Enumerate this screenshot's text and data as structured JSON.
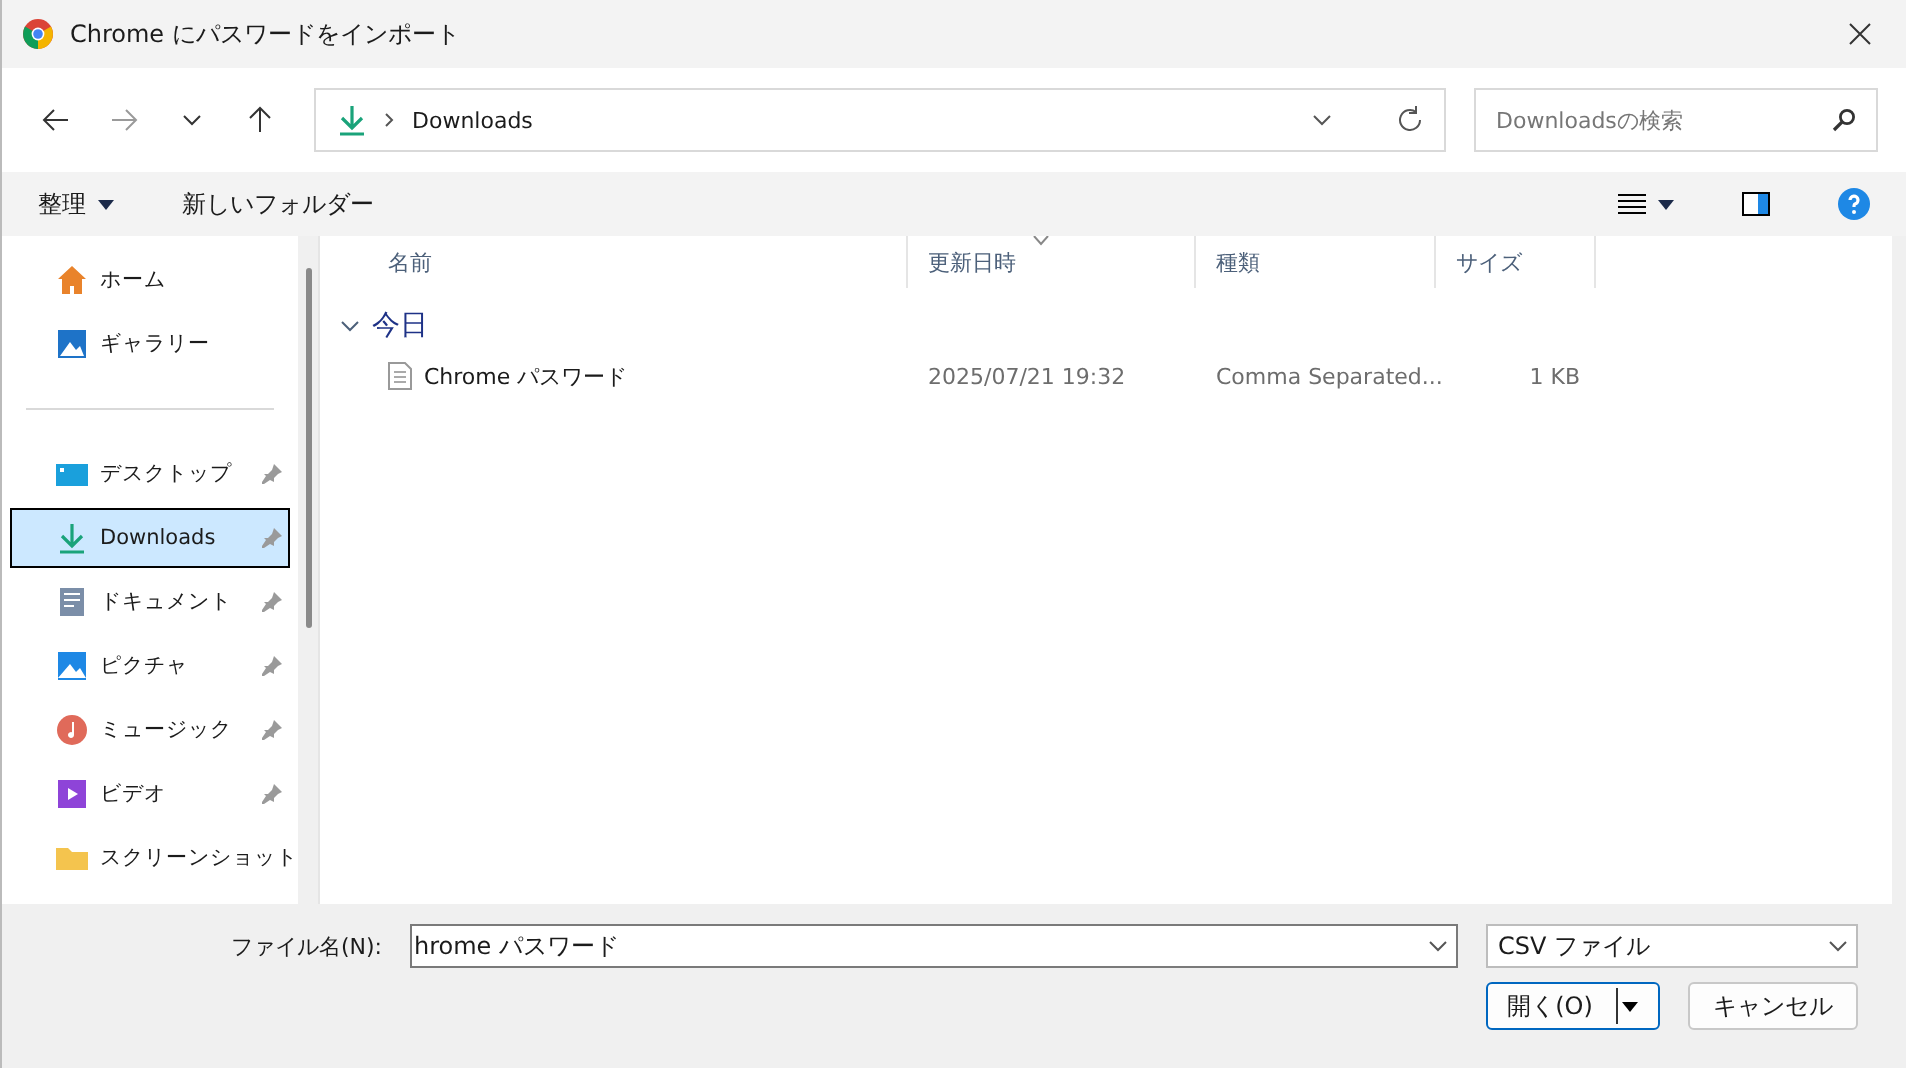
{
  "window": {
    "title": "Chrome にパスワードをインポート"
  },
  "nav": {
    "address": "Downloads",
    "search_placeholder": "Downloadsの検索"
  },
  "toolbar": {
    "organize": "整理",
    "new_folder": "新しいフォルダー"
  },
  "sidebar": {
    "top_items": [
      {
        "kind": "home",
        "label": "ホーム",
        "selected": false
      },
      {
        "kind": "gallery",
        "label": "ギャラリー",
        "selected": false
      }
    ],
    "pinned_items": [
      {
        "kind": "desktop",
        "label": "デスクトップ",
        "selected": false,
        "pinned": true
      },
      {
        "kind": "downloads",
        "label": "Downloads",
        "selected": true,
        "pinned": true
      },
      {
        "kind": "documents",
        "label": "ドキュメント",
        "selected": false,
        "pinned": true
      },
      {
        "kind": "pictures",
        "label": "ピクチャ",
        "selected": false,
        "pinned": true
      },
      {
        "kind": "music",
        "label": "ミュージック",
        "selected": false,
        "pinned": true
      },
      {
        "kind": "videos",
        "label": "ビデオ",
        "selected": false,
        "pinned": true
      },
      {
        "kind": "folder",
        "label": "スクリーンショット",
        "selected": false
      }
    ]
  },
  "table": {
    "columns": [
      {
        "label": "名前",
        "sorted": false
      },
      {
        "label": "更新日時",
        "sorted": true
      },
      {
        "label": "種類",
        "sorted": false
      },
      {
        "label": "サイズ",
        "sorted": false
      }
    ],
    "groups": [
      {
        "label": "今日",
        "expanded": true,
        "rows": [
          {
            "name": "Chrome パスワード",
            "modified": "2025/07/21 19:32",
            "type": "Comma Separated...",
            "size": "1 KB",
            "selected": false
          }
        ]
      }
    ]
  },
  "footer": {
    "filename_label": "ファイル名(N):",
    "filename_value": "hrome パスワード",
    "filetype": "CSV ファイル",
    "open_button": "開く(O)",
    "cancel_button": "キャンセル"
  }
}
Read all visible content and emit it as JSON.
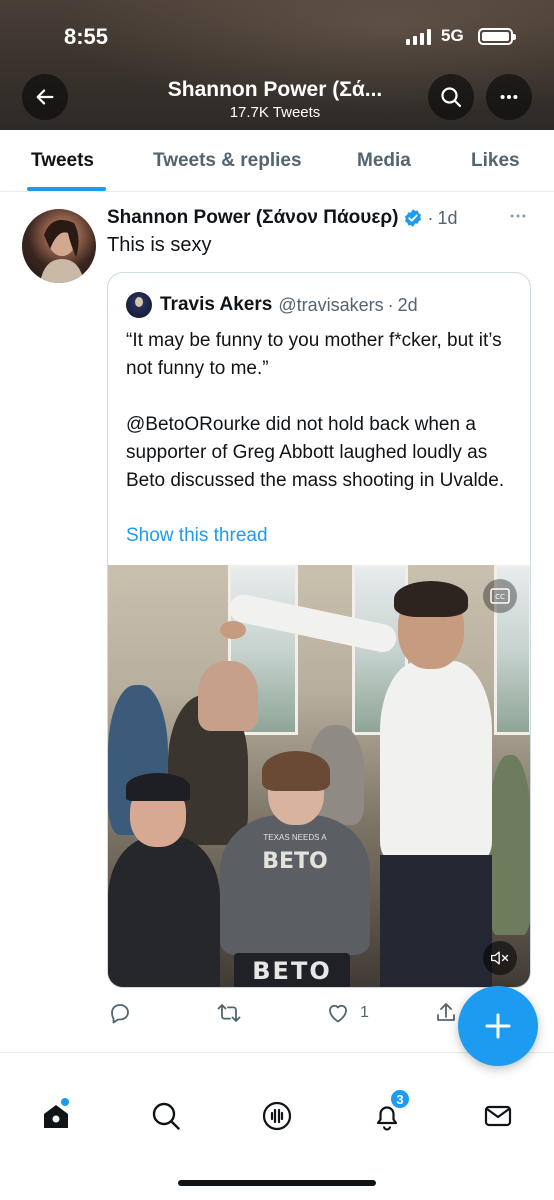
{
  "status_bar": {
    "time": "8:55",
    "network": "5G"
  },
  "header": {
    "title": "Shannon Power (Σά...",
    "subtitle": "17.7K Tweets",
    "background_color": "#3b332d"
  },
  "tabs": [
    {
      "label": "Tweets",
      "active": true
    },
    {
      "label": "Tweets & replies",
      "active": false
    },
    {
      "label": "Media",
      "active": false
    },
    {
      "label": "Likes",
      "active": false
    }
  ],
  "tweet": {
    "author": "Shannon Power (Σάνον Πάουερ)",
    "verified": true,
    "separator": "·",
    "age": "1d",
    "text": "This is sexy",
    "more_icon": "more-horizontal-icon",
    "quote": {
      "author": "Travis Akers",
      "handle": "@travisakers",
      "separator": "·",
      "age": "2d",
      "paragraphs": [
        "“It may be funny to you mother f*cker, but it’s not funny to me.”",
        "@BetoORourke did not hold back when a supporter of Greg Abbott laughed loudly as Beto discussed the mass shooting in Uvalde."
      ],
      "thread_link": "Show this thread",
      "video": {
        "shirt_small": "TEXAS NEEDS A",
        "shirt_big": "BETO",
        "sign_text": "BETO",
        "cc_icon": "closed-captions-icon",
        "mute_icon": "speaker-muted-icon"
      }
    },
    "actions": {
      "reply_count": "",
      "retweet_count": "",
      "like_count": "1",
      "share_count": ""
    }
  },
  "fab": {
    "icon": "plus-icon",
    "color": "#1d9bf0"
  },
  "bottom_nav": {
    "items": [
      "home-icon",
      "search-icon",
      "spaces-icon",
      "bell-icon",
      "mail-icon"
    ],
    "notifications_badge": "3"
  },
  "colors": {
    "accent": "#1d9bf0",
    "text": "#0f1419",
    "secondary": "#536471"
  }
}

▸ Problem statement:
Give back the entries verbatim. Do not include any picture.

▸ Reply to the task:
Enumerate this screenshot's text and data as structured JSON.
{
  "window": {
    "title": "Chrome にパスワードをインポート"
  },
  "nav": {
    "address": "Downloads",
    "search_placeholder": "Downloadsの検索"
  },
  "toolbar": {
    "organize": "整理",
    "new_folder": "新しいフォルダー"
  },
  "sidebar": {
    "top_items": [
      {
        "kind": "home",
        "label": "ホーム",
        "selected": false
      },
      {
        "kind": "gallery",
        "label": "ギャラリー",
        "selected": false
      }
    ],
    "pinned_items": [
      {
        "kind": "desktop",
        "label": "デスクトップ",
        "selected": false,
        "pinned": true
      },
      {
        "kind": "downloads",
        "label": "Downloads",
        "selected": true,
        "pinned": true
      },
      {
        "kind": "documents",
        "label": "ドキュメント",
        "selected": false,
        "pinned": true
      },
      {
        "kind": "pictures",
        "label": "ピクチャ",
        "selected": false,
        "pinned": true
      },
      {
        "kind": "music",
        "label": "ミュージック",
        "selected": false,
        "pinned": true
      },
      {
        "kind": "videos",
        "label": "ビデオ",
        "selected": false,
        "pinned": true
      },
      {
        "kind": "folder",
        "label": "スクリーンショット",
        "selected": false
      }
    ]
  },
  "table": {
    "columns": [
      {
        "label": "名前",
        "sorted": false
      },
      {
        "label": "更新日時",
        "sorted": true
      },
      {
        "label": "種類",
        "sorted": false
      },
      {
        "label": "サイズ",
        "sorted": false
      }
    ],
    "groups": [
      {
        "label": "今日",
        "expanded": true,
        "rows": [
          {
            "name": "Chrome パスワード",
            "modified": "2025/07/21 19:32",
            "type": "Comma Separated...",
            "size": "1 KB",
            "selected": false
          }
        ]
      }
    ]
  },
  "footer": {
    "filename_label": "ファイル名(N):",
    "filename_value": "hrome パスワード",
    "filetype": "CSV ファイル",
    "open_button": "開く(O)",
    "cancel_button": "キャンセル"
  }
}
Read all visible content and emit it as JSON.
{
  "status_bar": {
    "time": "8:55",
    "network": "5G"
  },
  "header": {
    "title": "Shannon Power (Σά...",
    "subtitle": "17.7K Tweets",
    "background_color": "#3b332d"
  },
  "tabs": [
    {
      "label": "Tweets",
      "active": true
    },
    {
      "label": "Tweets & replies",
      "active": false
    },
    {
      "label": "Media",
      "active": false
    },
    {
      "label": "Likes",
      "active": false
    }
  ],
  "tweet": {
    "author": "Shannon Power (Σάνον Πάουερ)",
    "verified": true,
    "separator": "·",
    "age": "1d",
    "text": "This is sexy",
    "more_icon": "more-horizontal-icon",
    "quote": {
      "author": "Travis Akers",
      "handle": "@travisakers",
      "separator": "·",
      "age": "2d",
      "paragraphs": [
        "“It may be funny to you mother f*cker, but it’s not funny to me.”",
        "@BetoORourke did not hold back when a supporter of Greg Abbott laughed loudly as Beto discussed the mass shooting in Uvalde."
      ],
      "thread_link": "Show this thread",
      "video": {
        "shirt_small": "TEXAS NEEDS A",
        "shirt_big": "BETO",
        "sign_text": "BETO",
        "cc_icon": "closed-captions-icon",
        "mute_icon": "speaker-muted-icon"
      }
    },
    "actions": {
      "reply_count": "",
      "retweet_count": "",
      "like_count": "1",
      "share_count": ""
    }
  },
  "fab": {
    "icon": "plus-icon",
    "color": "#1d9bf0"
  },
  "bottom_nav": {
    "items": [
      "home-icon",
      "search-icon",
      "spaces-icon",
      "bell-icon",
      "mail-icon"
    ],
    "notifications_badge": "3"
  },
  "colors": {
    "accent": "#1d9bf0",
    "text": "#0f1419",
    "secondary": "#536471"
  }
}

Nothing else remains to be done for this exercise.